▶ _PROBLEM DETAILS_: Gather every line holding the string "Heinäahon".

***** PROVIDED DATA

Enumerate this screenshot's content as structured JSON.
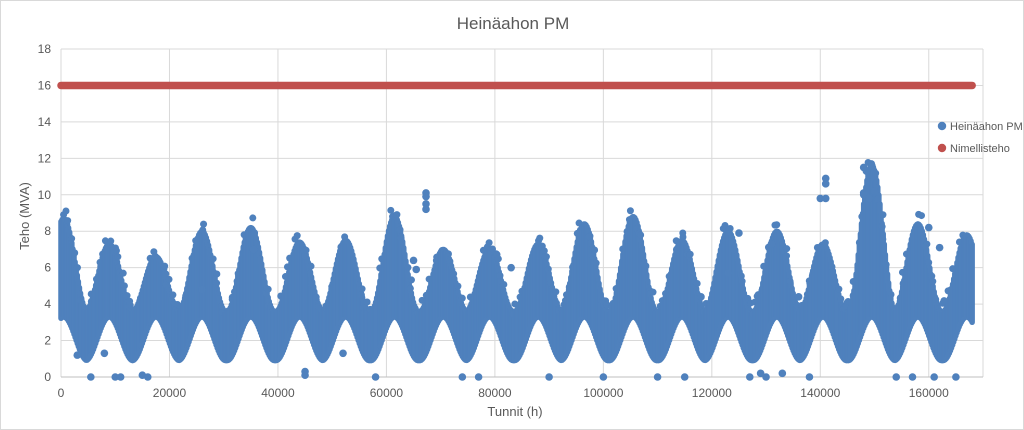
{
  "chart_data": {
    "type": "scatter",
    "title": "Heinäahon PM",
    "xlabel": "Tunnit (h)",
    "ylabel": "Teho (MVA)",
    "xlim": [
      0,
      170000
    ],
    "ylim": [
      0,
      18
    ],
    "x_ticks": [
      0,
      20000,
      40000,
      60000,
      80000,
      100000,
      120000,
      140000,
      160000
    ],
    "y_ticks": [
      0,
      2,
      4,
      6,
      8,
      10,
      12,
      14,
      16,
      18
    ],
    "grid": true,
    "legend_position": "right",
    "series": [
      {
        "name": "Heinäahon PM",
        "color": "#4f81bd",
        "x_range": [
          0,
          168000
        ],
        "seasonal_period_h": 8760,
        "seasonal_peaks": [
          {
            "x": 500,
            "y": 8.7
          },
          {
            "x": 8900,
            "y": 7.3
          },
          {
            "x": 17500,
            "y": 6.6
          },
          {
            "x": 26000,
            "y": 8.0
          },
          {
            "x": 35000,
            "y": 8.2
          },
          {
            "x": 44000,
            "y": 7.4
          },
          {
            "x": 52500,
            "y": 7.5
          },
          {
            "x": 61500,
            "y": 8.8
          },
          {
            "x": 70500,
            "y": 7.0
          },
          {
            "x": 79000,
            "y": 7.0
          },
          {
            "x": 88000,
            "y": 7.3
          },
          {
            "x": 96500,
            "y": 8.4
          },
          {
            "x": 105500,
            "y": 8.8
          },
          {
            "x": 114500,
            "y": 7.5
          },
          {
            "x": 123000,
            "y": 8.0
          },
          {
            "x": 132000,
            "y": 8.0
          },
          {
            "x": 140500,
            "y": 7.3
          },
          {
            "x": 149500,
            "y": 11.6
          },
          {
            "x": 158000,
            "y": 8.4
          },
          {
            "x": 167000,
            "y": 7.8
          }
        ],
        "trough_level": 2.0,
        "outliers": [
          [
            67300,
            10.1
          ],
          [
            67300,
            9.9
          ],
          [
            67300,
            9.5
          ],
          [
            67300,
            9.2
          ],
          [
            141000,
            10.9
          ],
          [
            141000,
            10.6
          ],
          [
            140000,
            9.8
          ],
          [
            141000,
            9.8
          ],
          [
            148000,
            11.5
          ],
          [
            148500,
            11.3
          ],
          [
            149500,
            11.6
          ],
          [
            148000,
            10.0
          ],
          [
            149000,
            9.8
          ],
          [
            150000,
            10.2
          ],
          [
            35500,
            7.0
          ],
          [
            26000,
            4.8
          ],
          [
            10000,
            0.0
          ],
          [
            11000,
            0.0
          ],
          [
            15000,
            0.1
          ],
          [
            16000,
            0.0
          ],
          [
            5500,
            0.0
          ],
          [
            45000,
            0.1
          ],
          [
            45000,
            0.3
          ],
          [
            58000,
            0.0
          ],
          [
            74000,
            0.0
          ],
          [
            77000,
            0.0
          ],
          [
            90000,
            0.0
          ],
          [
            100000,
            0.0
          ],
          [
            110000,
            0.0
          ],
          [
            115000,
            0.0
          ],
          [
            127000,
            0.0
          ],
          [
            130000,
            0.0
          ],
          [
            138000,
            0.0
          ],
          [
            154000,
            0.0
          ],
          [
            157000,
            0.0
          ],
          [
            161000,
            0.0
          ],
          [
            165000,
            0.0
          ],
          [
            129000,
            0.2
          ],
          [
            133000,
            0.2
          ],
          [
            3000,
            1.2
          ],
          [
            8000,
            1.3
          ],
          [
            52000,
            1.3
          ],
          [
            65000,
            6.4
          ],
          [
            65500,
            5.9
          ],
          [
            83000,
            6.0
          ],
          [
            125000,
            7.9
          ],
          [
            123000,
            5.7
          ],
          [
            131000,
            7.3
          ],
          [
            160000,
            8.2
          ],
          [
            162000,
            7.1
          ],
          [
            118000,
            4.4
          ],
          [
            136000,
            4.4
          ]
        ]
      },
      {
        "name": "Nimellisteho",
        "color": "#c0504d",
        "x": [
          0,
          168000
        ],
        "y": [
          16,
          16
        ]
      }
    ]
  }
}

**********

▶ _CORRECT RESPONSE_:
    "title": "Heinäahon PM",
        "name": "Heinäahon PM",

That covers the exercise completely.